» **Problem to work on**
How many lines of the material below contain the string "naprawy"? Answer with the number and nothing else.

» **Dataset content**
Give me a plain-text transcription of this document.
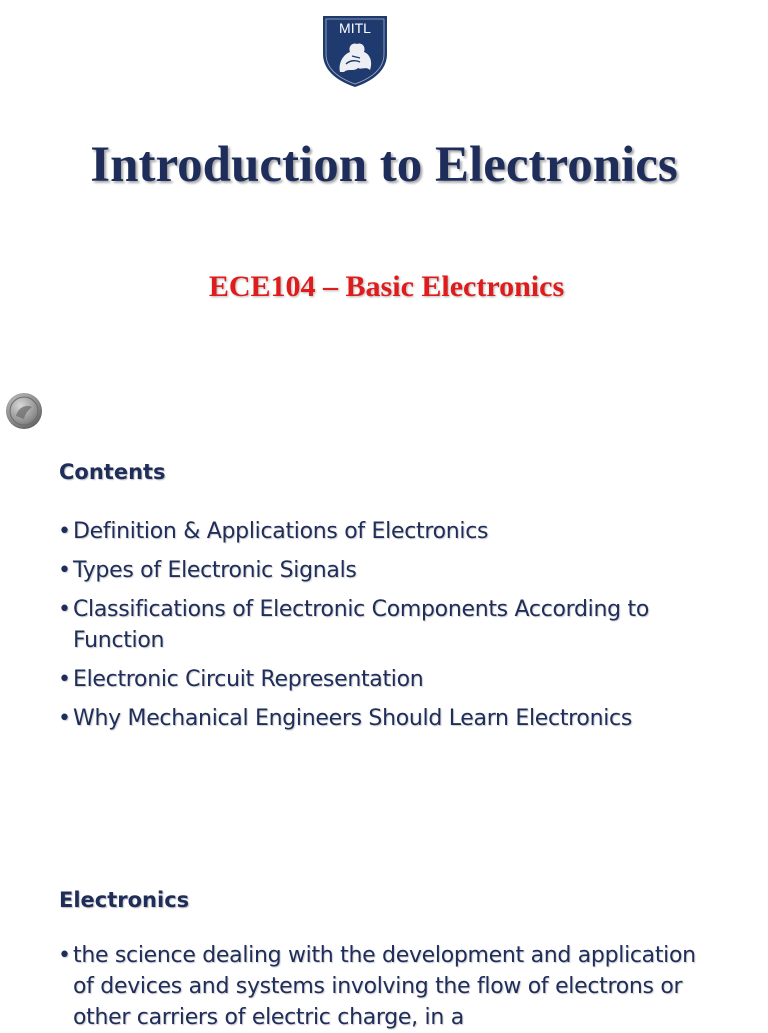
MITL
Introduction to Electronics
ECE104 – Basic Electronics
Contents
• Definition & Applications of Electronics
• Types of Electronic Signals
• Classifications of Electronic Components According to Function
• Electronic Circuit Representation
• Why Mechanical Engineers Should Learn Electronics
Electronics
• the science dealing with the development and application of devices and systems involving the flow of electrons or other carriers of electric charge, in a
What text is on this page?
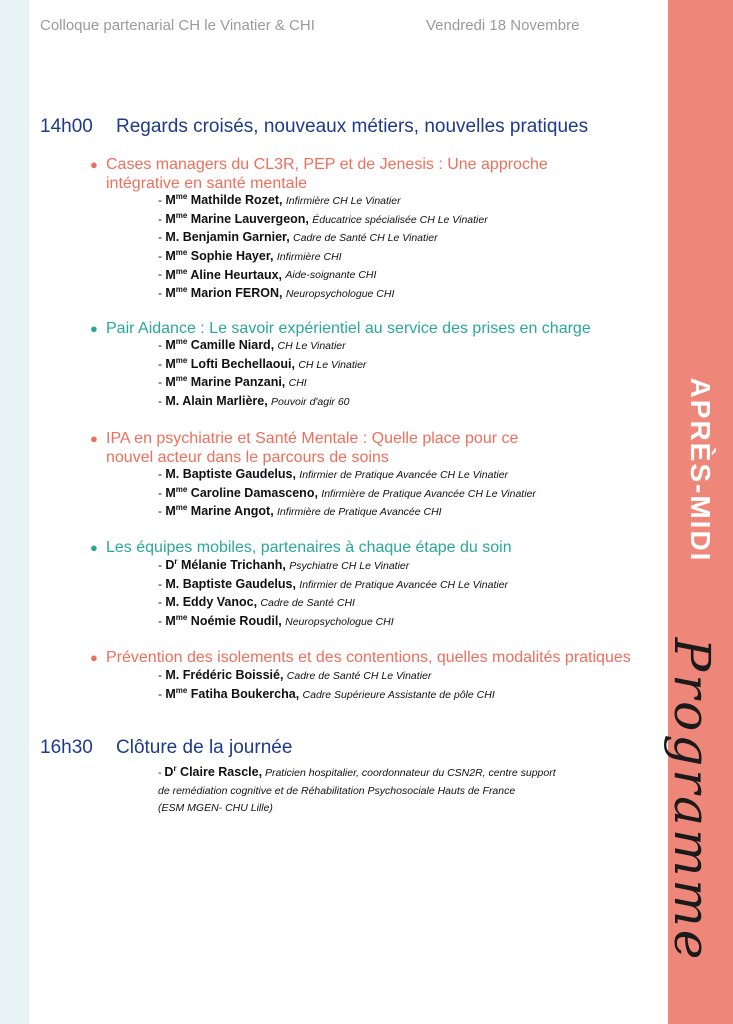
APRÈS-MIDI
Programme
Colloque partenarial CH le Vinatier & CHI	Vendredi 18 Novembre
14h00 Regards croisés, nouveaux métiers, nouvelles pratiques
● Cases managers du CL3R, PEP et de Jenesis : Une approche
intégrative en santé mentale
- $M^{me}$ Mathilde Rozet, Infirmière CH Le Vinatier
- $M^{me}$ Marine Lauvergeon, Éducatrice spécialisée CH Le Vinatier
- M. Benjamin Garnier, Cadre de Santé CH Le Vinatier
- $M^{me}$ Sophie Hayer, Infirmière CHI
- $M^{me}$ Aline Heurtaux, Aide-soignante CHI
- $M^{me}$ Marion FERON, Neuropsychologue CHI
● Pair Aidance : Le savoir expérientiel au service des prises en charge
- $M^{me}$ Camille Niard, CH Le Vinatier
- $M^{me}$ Lofti Bechellaoui, CH Le Vinatier
- $M^{me}$ Marine Panzani, CHI
- M. Alain Marlière, Pouvoir d'agir 60
● IPA en psychiatrie et Santé Mentale : Quelle place pour ce
nouvel acteur dans le parcours de soins
- M. Baptiste Gaudelus, Infirmier de Pratique Avancée CH Le Vinatier
- $M^{me}$ Caroline Damasceno, Infirmière de Pratique Avancée CH Le Vinatier
- $M^{me}$ Marine Angot, Infirmière de Pratique Avancée CHI
● Les équipes mobiles, partenaires à chaque étape du soin
- $D^r$ Mélanie Trichanh, Psychiatre CH Le Vinatier
- M. Baptiste Gaudelus, Infirmier de Pratique Avancée CH Le Vinatier
- M. Eddy Vanoc, Cadre de Santé CHI
- $M^{me}$ Noémie Roudil, Neuropsychologue CHI
● Prévention des isolements et des contentions, quelles modalités pratiques
- M. Frédéric Boissié, Cadre de Santé CH Le Vinatier
- $M^{me}$ Fatiha Boukercha, Cadre Supérieure Assistante de pôle CHI
16h30 Clôture de la journée
- $D^r$ Claire Rascle, Praticien hospitalier, coordonnateur du CSN2R, centre support
de remédiation cognitive et de Réhabilitation Psychosociale Hauts de France
(ESM MGEN- CHU Lille)
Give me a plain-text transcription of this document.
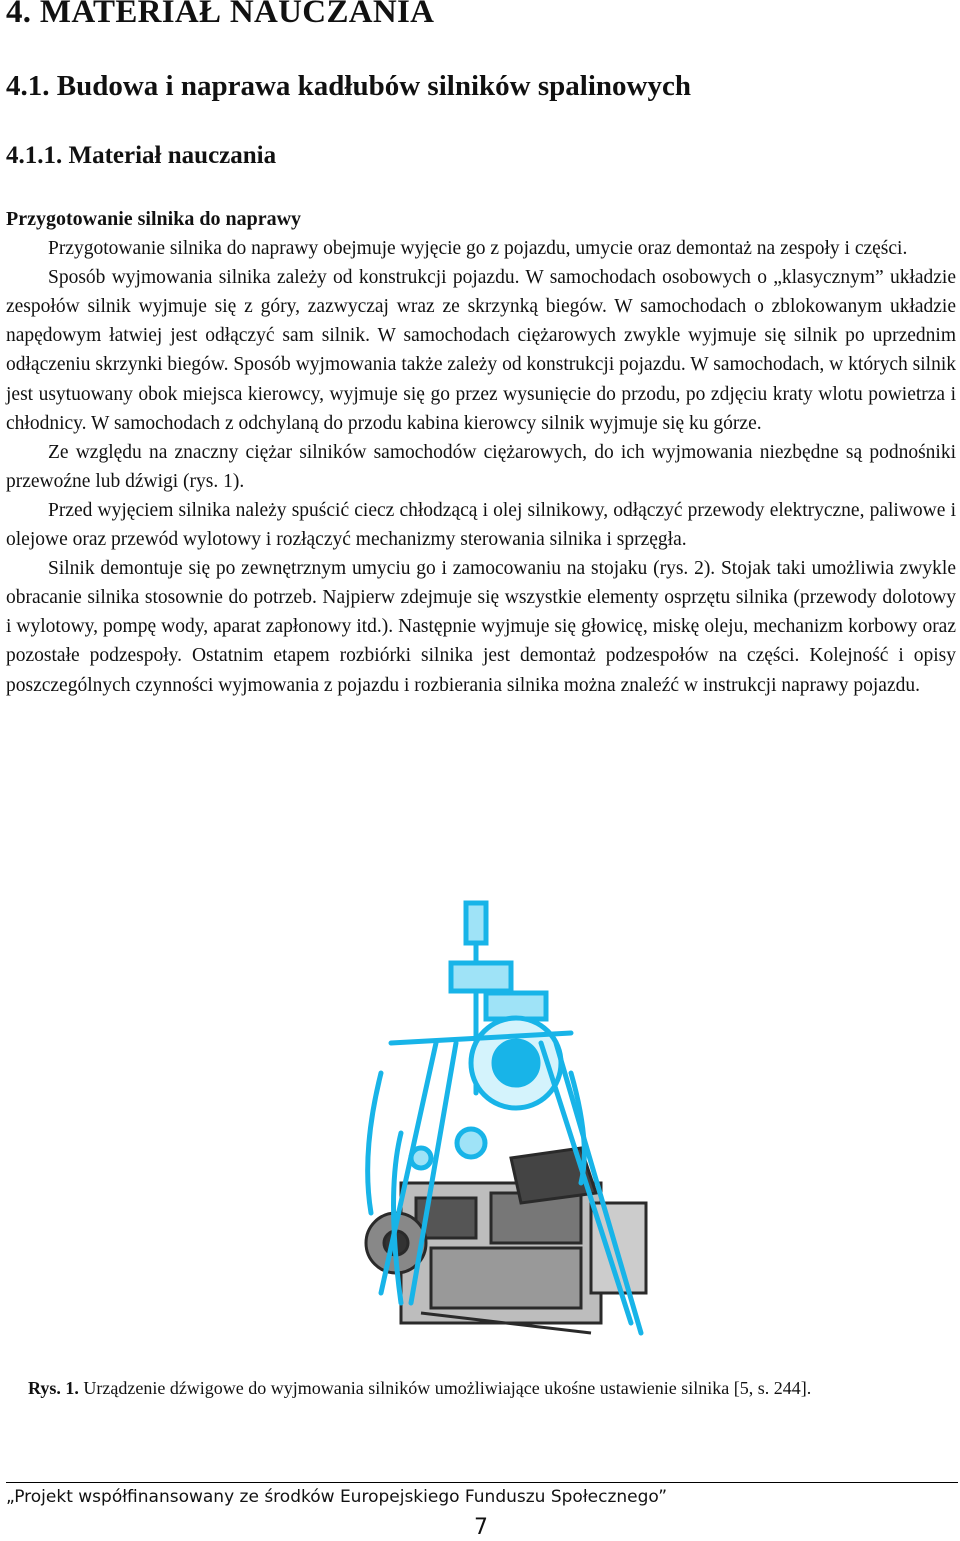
4. MATERIAŁ NAUCZANIA
4.1. Budowa i naprawa kadłubów silników spalinowych
4.1.1. Materiał nauczania

Przygotowanie silnika do naprawy

Przygotowanie silnika do naprawy obejmuje wyjęcie go z pojazdu, umycie oraz demontaż na zespoły i części.

Sposób wyjmowania silnika zależy od konstrukcji pojazdu. W samochodach osobowych o „klasycznym” układzie zespołów silnik wyjmuje się z góry, zazwyczaj wraz ze skrzynką biegów. W samochodach o zblokowanym układzie napędowym łatwiej jest odłączyć sam silnik. W samochodach ciężarowych zwykle wyjmuje się silnik po uprzednim odłączeniu skrzynki biegów. Sposób wyjmowania także zależy od konstrukcji pojazdu. W samochodach, w których silnik jest usytuowany obok miejsca kierowcy, wyjmuje się go przez wysunięcie do przodu, po zdjęciu kraty wlotu powietrza i chłodnicy. W samochodach z odchylaną do przodu kabina kierowcy silnik wyjmuje się ku górze.

Ze względu na znaczny ciężar silników samochodów ciężarowych, do ich wyjmowania niezbędne są podnośniki przewoźne lub dźwigi (rys. 1).

Przed wyjęciem silnika należy spuścić ciecz chłodzącą i olej silnikowy, odłączyć przewody elektryczne, paliwowe i olejowe oraz przewód wylotowy i rozłączyć mechanizmy sterowania silnika i sprzęgła.

Silnik demontuje się po zewnętrznym umyciu go i zamocowaniu na stojaku (rys. 2). Stojak taki umożliwia zwykle obracanie silnika stosownie do potrzeb. Najpierw zdejmuje się wszystkie elementy osprzętu silnika (przewody dolotowy i wylotowy, pompę wody, aparat zapłonowy itd.). Następnie wyjmuje się głowicę, miskę oleju, mechanizm korbowy oraz pozostałe podzespoły. Ostatnim etapem rozbiórki silnika jest demontaż podzespołów na części. Kolejność i opisy poszczególnych czynności wyjmowania z pojazdu i rozbierania silnika można znaleźć w instrukcji naprawy pojazdu.

Rys. 1. Urządzenie dźwigowe do wyjmowania silników umożliwiające ukośne ustawienie silnika [5, s. 244].
„Projekt współfinansowany ze środków Europejskiego Funduszu Społecznego”
7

» **Task answer**
3